→ Text shown
I think an ultimate solution comes from a degree of trustful supervision in which an adult can help make decisions without much interference. Schoolground exposure has its values, but I doubt the quality of supervision makes it an acceptable solution. Even the best supervisor will struggle to disentangle the complexities of social forces and interactions in a group of peers. Mixed-aged groups seem far safer in that respect and democratic schools report little violence.

Supervised bullying is better than either (1) unsupervised bullying (e.g. at school), or (2) life sheltered from evil (e.g. in homeschooling). Supervised bullying is a form of socialization training.

Lessons from a child

I have received rich and often bad socialization. When I see a bully, my inner animal screams for justice. Snitching is not an option. Calling police seems alien. No bully should leave the field unharmed. Luckily, I have not had any confrontation for 40 years now! Perhaps Raymond Moore was right? My instinctive bias might have influenced my writing. Perhaps, for counterbalance, you should consider a different point of view: the view from a child.

→ Raw data
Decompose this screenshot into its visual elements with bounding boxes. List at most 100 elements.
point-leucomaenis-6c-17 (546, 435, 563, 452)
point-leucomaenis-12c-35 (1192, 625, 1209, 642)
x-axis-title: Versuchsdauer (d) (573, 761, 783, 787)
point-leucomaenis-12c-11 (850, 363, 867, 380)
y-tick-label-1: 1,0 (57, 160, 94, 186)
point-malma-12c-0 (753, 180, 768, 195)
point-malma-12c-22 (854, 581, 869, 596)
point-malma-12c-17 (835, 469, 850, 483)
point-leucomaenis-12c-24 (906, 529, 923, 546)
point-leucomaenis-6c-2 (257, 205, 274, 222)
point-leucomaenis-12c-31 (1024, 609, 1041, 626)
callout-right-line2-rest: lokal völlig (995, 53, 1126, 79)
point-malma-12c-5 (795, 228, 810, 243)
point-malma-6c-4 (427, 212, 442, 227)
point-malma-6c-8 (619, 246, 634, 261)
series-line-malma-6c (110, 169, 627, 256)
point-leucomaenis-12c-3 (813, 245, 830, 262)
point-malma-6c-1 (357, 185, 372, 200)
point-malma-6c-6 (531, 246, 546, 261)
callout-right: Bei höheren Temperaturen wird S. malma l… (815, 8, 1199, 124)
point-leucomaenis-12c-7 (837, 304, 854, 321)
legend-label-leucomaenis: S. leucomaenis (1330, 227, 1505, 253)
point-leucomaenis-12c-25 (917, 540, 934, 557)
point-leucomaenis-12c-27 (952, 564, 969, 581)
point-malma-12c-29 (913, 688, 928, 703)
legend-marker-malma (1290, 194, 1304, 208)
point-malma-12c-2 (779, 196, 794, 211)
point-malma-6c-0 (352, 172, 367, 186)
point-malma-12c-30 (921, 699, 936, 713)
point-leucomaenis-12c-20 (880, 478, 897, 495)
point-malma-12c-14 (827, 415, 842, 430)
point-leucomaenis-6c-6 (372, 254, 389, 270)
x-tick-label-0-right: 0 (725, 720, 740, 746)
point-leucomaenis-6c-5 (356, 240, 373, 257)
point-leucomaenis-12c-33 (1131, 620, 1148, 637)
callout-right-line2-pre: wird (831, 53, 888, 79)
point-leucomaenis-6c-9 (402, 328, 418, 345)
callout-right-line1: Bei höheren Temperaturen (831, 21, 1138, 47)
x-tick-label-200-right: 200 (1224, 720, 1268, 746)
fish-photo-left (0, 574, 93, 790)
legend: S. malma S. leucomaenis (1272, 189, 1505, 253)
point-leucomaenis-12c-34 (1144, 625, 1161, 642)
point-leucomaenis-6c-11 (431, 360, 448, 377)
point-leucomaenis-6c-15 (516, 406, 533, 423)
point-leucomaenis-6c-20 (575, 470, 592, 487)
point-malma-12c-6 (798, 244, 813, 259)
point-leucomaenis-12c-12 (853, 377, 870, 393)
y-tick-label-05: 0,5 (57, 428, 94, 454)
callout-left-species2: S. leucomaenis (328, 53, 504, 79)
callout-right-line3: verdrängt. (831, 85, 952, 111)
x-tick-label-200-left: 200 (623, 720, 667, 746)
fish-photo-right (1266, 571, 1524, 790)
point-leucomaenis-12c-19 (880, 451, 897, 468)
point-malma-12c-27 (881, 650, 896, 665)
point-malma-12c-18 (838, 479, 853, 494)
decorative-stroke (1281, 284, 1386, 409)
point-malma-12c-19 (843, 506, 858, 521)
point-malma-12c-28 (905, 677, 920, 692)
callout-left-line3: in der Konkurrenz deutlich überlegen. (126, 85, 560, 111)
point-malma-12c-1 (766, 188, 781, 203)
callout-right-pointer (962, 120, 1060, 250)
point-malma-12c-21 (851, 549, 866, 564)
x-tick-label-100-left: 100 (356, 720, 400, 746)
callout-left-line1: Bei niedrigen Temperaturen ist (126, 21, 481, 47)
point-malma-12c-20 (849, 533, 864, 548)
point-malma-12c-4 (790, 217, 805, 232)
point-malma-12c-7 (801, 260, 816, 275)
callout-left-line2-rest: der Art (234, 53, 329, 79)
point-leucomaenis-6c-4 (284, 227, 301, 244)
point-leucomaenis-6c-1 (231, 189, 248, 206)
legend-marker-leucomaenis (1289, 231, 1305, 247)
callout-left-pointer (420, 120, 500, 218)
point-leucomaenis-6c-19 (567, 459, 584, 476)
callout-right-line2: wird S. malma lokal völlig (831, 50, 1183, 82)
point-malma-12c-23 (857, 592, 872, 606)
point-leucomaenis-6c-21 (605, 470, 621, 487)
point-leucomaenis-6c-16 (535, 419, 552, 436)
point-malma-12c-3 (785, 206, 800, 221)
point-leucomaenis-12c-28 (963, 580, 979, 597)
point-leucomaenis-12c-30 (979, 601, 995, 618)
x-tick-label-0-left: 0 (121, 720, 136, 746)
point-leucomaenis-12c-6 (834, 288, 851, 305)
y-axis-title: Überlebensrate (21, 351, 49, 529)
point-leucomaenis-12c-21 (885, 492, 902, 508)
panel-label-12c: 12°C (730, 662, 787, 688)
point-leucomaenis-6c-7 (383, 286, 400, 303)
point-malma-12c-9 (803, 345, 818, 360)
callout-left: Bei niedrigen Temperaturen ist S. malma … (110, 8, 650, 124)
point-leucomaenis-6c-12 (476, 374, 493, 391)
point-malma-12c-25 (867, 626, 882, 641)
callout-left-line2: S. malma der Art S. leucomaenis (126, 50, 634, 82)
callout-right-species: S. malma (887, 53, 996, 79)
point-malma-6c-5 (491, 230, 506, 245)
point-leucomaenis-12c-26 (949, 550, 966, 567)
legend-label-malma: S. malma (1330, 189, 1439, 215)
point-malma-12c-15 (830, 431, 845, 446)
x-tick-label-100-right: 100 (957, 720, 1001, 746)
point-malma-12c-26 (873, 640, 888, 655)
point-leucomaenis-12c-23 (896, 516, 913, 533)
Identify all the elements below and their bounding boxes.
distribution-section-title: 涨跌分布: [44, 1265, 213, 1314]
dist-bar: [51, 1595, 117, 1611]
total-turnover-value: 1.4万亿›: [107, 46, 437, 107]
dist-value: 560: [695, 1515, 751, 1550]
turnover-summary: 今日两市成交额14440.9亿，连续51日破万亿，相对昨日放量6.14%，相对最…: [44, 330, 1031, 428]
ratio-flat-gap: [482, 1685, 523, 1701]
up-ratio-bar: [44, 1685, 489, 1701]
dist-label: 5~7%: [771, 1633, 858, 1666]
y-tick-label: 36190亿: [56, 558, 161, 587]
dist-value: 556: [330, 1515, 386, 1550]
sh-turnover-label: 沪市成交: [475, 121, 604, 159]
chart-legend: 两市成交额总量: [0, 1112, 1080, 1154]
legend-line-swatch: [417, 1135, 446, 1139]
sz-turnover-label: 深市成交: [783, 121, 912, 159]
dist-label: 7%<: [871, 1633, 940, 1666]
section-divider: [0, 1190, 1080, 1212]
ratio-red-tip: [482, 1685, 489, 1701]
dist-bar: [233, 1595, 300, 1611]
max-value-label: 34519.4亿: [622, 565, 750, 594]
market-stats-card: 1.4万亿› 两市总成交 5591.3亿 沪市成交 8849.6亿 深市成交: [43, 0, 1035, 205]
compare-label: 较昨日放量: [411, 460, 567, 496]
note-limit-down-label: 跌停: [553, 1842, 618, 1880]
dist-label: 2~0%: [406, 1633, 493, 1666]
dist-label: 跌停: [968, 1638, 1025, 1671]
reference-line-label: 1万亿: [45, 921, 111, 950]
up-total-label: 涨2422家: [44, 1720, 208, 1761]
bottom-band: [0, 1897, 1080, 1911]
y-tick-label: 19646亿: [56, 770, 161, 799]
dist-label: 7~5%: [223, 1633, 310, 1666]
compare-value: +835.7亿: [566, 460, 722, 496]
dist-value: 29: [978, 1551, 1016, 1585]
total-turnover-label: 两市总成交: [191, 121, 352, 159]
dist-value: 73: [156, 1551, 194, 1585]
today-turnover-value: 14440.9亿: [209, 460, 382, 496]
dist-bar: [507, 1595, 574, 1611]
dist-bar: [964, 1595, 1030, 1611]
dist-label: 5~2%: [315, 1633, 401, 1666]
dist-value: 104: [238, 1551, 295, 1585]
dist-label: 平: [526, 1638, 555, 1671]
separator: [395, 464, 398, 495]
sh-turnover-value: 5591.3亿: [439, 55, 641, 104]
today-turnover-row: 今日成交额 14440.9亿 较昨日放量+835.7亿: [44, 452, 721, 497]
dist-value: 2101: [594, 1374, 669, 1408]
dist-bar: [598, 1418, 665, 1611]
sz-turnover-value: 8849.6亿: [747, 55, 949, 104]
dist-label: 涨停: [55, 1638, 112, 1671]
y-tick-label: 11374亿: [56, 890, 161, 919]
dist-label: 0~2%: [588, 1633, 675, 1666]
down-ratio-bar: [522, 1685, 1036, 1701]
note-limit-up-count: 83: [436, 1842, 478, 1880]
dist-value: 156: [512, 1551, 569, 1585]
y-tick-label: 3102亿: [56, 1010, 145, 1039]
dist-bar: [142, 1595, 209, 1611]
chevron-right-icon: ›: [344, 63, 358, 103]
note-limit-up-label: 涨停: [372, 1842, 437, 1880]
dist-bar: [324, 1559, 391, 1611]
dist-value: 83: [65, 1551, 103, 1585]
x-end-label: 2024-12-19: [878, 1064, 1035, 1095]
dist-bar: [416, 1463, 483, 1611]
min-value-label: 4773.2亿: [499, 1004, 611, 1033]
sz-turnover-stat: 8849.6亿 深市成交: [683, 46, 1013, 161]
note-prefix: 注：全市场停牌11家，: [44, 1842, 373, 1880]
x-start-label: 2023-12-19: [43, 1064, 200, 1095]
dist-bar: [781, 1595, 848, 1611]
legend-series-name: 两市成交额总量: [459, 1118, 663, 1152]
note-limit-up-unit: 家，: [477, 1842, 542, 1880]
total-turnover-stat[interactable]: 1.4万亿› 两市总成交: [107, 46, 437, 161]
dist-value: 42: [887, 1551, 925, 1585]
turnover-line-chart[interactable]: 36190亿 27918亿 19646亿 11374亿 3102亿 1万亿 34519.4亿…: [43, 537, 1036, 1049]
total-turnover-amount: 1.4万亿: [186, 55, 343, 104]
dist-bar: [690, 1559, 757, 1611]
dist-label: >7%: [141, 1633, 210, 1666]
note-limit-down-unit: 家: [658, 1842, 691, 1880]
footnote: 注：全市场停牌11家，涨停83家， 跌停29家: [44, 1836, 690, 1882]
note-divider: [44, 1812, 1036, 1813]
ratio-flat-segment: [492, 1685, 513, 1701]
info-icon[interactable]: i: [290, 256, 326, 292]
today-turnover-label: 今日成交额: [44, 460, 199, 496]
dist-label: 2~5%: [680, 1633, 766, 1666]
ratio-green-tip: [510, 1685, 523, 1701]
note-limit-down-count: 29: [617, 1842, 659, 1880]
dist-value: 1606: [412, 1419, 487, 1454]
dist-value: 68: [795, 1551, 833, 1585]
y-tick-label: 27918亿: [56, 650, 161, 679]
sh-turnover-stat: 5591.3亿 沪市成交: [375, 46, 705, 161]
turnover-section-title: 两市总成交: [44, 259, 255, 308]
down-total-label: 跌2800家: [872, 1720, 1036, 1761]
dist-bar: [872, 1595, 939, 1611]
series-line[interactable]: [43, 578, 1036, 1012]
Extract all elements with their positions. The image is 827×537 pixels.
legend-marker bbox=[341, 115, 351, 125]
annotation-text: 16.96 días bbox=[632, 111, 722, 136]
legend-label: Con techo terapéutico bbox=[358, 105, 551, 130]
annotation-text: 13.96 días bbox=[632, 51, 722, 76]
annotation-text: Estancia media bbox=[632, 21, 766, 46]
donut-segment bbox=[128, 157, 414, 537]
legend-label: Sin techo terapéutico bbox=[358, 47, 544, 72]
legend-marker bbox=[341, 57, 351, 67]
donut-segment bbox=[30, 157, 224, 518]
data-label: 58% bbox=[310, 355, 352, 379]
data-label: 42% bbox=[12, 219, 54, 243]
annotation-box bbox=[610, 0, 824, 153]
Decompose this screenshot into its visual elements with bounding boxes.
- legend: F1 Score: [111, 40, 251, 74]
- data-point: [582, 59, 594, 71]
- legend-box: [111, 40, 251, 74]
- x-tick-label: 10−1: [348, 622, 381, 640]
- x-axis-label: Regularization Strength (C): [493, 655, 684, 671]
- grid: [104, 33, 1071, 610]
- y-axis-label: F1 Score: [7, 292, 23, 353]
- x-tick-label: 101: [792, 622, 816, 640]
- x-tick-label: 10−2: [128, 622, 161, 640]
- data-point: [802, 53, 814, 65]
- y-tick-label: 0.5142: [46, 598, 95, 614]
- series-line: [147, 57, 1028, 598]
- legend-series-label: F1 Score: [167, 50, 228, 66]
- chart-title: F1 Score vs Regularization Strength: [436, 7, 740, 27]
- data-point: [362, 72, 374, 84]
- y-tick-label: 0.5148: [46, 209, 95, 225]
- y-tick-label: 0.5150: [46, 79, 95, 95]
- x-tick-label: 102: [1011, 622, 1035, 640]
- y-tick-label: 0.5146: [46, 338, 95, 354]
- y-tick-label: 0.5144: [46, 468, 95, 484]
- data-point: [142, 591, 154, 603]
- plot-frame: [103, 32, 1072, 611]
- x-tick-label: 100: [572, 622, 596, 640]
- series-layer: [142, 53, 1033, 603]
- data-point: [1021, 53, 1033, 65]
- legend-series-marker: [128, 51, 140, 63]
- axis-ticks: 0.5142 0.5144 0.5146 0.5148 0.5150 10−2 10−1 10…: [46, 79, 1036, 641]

→ Exercise set
(1) In the text about bullying, shorten the paragraph that begins "I think an ultimate solution" to two sentences, keeping its main points.
(2) Write a continuation of the text about bullying, starting right after its last sentence.

→ Activity answers
(1) The best answer is trustful supervision, where an adult helps make decisions without much interference, because even a good schoolground supervisor can't untangle the social dynamics among a group of peers. Mixed-age groups seem far safer, and democratic schools report little violence.

(2)
6-year-old Gandhi

Oski is 6 years old. He did not attend kindergarten and is scheduled to go to school only next year. Outwardly, he seems poorly socialized. His behavior is odd, he always runs into trouble with other kids, but he never seems bothered too much. I was curious about his stoicism and inquired:

  • Woz: What would you do it the other kid punched you?
  • Oski: I would tell mama?
  • Woz: What if mama was not there?
  • Oski: I could talk to the kid
  • Woz: What if he did not listen?
  • Oski: I would go home.
  • Woz: What if the kid followed you?
  • Oski: I would run super-fast. I am the fastest child. He has no chance.
  • Woz: Why would you not punch him back?
  • Oski: Because he would punch me harder. Then I would punch him harder. And then he would punch me harder. A strong punch can break your nose.
  • Woz: What if he called you a scared pussy?
  • Oski: I would explain I am not scared. I am just smarter.

Perhaps Oski's "poor" socialization is the socialization of the future? Perhaps the future belongs to kids that show no fear, but understand the game theory, and take a high-minded rational approach? I was impressed. I felt humbled.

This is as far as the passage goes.